● Stored data:
"""

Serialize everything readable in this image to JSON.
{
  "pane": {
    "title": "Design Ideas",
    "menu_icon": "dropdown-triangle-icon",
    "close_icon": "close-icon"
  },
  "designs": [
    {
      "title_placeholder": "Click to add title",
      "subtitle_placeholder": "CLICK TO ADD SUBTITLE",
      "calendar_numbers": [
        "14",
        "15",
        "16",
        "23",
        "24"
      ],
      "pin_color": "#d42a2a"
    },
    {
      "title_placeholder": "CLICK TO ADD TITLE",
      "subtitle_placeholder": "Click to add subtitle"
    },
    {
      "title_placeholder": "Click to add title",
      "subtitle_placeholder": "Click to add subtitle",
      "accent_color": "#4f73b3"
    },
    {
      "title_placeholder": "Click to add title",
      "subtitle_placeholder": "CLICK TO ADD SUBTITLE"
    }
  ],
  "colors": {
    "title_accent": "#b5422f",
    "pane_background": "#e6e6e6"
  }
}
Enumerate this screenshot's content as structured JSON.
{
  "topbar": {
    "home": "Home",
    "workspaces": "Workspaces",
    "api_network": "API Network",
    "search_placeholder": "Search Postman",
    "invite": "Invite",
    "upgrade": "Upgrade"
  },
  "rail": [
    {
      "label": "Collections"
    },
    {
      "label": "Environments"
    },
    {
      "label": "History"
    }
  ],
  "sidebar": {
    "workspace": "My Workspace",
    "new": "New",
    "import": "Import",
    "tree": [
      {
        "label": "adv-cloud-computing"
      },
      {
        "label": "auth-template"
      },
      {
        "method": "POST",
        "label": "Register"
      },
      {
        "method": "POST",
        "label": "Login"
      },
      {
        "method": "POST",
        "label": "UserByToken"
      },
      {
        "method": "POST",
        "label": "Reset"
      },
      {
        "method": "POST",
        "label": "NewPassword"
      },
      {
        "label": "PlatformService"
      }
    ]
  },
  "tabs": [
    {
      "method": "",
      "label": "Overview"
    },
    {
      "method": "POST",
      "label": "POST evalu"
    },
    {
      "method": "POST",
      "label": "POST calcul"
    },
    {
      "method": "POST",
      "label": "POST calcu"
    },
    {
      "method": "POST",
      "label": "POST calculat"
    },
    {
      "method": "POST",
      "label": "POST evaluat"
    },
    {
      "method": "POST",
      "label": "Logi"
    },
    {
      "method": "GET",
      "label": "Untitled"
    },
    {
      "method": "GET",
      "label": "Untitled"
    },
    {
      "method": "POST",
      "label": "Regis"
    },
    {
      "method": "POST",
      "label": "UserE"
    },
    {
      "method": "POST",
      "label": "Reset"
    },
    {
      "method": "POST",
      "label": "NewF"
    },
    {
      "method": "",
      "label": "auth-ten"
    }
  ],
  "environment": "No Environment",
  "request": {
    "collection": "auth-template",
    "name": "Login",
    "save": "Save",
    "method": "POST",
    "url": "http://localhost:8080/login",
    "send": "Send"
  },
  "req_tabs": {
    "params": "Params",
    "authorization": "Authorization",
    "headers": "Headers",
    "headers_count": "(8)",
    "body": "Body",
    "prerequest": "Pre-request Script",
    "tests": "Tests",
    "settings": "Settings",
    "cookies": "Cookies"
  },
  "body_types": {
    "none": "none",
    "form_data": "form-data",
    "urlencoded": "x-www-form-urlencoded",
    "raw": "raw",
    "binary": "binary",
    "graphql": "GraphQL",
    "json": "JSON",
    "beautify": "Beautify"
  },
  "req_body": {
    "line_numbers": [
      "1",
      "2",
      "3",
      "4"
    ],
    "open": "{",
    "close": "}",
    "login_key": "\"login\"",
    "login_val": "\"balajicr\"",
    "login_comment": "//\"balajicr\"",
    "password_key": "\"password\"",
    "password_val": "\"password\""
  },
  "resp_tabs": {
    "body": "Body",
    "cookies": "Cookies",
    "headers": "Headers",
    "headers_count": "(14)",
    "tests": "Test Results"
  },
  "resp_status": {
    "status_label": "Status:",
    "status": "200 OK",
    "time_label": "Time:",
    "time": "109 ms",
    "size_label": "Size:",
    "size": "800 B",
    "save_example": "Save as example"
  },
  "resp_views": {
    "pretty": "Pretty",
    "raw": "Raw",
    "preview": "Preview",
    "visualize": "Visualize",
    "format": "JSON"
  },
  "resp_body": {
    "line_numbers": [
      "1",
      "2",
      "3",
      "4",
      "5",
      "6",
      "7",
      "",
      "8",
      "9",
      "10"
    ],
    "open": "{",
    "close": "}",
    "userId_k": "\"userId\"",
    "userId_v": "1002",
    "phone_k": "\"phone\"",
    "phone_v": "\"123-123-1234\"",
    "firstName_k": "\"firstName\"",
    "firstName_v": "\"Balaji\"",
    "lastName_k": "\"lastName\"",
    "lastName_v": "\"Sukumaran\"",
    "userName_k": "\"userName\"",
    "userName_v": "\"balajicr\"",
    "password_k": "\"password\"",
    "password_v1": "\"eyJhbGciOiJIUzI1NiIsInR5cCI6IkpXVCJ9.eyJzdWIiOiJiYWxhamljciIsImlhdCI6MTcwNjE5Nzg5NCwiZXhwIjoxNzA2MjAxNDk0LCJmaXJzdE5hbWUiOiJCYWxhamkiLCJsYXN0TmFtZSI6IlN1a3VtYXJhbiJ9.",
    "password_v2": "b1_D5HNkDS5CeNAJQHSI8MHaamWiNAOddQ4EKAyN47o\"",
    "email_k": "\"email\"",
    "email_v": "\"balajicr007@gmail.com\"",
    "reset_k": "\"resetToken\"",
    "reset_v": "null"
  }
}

"""

● Objective: Look through the data above. Find each line with the string "request" and copy it.

● Finished exercise:
  "request": {
    "prerequest": "Pre-request Script",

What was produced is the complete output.